Data entries:

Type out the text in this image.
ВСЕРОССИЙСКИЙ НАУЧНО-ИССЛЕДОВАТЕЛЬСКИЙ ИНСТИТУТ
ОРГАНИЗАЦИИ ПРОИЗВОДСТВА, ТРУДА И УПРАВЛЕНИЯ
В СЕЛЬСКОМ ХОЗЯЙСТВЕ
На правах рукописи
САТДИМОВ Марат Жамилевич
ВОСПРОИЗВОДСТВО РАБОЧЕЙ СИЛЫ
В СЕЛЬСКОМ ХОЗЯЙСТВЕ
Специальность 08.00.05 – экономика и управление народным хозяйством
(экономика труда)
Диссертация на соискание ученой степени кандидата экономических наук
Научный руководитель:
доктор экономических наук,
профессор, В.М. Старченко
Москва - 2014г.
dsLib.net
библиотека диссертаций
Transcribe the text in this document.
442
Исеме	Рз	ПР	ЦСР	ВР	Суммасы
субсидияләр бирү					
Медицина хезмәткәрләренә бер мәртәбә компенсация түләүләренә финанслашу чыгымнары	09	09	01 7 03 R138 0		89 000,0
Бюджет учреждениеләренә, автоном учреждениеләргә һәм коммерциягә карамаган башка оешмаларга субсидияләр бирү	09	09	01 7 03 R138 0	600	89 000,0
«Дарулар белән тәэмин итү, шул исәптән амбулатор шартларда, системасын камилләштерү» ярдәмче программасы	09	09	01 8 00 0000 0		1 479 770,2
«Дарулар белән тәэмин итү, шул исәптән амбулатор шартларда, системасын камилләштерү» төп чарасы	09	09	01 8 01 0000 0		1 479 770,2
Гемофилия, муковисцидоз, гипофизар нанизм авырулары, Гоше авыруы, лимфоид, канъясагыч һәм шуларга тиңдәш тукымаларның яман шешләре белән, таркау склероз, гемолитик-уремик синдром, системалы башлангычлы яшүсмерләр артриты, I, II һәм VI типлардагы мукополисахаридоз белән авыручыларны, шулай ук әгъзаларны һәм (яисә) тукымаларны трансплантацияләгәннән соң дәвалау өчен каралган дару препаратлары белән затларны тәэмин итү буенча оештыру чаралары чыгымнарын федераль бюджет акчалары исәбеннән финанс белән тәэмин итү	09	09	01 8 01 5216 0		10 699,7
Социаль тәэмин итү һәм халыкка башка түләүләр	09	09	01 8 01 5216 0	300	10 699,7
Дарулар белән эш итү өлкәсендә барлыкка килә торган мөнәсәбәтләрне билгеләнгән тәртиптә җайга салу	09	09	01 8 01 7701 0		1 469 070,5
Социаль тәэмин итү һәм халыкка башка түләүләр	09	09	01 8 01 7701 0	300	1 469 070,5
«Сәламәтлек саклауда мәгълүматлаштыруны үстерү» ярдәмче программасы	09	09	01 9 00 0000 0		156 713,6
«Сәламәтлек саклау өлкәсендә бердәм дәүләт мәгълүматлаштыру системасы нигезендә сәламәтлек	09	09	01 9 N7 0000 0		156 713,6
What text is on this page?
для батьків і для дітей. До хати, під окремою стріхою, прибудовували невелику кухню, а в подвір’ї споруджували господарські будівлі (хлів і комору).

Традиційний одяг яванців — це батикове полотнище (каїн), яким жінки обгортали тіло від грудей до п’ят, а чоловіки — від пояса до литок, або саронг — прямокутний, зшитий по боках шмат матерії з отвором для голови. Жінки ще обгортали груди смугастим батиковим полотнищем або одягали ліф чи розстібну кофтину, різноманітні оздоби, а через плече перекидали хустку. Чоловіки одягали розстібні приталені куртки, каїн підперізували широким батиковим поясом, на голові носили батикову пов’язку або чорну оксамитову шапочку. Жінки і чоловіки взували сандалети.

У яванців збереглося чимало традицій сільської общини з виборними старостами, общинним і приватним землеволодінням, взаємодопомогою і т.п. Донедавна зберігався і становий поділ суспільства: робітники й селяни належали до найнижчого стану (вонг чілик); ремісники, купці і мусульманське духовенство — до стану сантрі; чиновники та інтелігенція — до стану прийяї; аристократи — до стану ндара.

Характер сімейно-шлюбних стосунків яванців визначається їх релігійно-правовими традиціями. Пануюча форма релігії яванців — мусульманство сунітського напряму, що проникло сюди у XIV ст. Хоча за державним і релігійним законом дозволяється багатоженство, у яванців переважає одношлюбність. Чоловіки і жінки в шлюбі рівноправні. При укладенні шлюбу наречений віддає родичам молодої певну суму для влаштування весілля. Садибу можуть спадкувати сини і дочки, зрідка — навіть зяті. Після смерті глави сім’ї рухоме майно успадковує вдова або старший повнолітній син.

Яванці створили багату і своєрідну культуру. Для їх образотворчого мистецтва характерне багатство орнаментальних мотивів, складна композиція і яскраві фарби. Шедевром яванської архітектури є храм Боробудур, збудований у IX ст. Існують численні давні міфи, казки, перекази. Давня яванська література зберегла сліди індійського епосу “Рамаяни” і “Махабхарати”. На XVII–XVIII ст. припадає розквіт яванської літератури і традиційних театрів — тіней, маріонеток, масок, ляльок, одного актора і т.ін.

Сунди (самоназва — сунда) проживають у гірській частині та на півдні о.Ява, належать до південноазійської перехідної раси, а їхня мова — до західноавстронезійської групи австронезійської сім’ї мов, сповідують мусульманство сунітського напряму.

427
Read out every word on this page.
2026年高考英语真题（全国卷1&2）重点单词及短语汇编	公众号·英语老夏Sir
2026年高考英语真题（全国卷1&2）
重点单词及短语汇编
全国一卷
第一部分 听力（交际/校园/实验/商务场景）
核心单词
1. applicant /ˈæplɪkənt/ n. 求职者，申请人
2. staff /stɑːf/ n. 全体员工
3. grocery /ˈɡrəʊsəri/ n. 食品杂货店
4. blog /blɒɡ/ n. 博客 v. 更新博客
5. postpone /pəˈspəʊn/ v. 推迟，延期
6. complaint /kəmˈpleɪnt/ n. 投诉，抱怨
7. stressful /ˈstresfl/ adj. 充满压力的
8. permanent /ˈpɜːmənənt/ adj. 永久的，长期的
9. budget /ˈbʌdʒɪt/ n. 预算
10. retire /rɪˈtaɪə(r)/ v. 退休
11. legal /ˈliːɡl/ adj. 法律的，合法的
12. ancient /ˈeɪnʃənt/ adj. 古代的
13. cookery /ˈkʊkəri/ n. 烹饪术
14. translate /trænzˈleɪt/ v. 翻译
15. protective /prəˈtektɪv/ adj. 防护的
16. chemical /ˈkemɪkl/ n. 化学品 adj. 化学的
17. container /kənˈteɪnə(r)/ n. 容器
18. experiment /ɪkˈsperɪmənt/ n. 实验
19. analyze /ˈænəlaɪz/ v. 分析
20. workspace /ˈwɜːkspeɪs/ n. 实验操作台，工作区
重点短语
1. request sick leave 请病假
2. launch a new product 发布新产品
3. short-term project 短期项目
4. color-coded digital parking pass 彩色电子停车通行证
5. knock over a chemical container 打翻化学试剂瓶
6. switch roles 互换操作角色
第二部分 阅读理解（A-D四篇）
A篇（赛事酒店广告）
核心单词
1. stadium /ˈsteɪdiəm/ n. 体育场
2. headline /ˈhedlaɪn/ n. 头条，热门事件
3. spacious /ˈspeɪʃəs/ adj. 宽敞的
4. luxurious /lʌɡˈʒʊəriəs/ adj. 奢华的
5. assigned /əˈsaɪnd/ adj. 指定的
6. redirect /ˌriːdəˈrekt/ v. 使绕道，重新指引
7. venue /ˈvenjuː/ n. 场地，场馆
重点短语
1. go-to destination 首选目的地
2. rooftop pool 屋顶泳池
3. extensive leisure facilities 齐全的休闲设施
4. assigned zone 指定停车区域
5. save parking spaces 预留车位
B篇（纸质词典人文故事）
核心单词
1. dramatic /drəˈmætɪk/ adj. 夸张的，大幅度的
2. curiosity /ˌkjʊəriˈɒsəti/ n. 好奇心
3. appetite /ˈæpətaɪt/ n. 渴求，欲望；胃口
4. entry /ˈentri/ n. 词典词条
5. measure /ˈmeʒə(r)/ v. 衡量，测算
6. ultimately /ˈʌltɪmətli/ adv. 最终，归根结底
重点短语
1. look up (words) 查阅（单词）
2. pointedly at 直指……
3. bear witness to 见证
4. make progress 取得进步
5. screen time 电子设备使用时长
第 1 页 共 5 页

## WHAT TO DO
For each line of the listing that holds the word "сунітського", show that line.

## EXERCISE SOLUTION
Характер сімейно-шлюбних стосунків яванців визначається їх релігійно-правовими традиціями. Пануюча форма релігії яванців — мусульманство сунітського напряму, що проникло сюди у XIV ст. Хоча за державним і релігійним законом дозволяється багатоженство, у яванців переважає одношлюбність. Чоловіки і жінки в шлюбі рівноправні. При укладенні шлюбу наречений віддає родичам молодої певну суму для влаштування весілля. Садибу можуть спадкувати сини і дочки, зрідка — навіть зяті. Після смерті глави сім’ї рухоме майно успадковує вдова або старший повнолітній син.
Сунди (самоназва — сунда) проживають у гірській частині та на півдні о.Ява, належать до південноазійської перехідної раси, а їхня мова — до західноавстронезійської групи австронезійської сім’ї мов, сповідують мусульманство сунітського напряму.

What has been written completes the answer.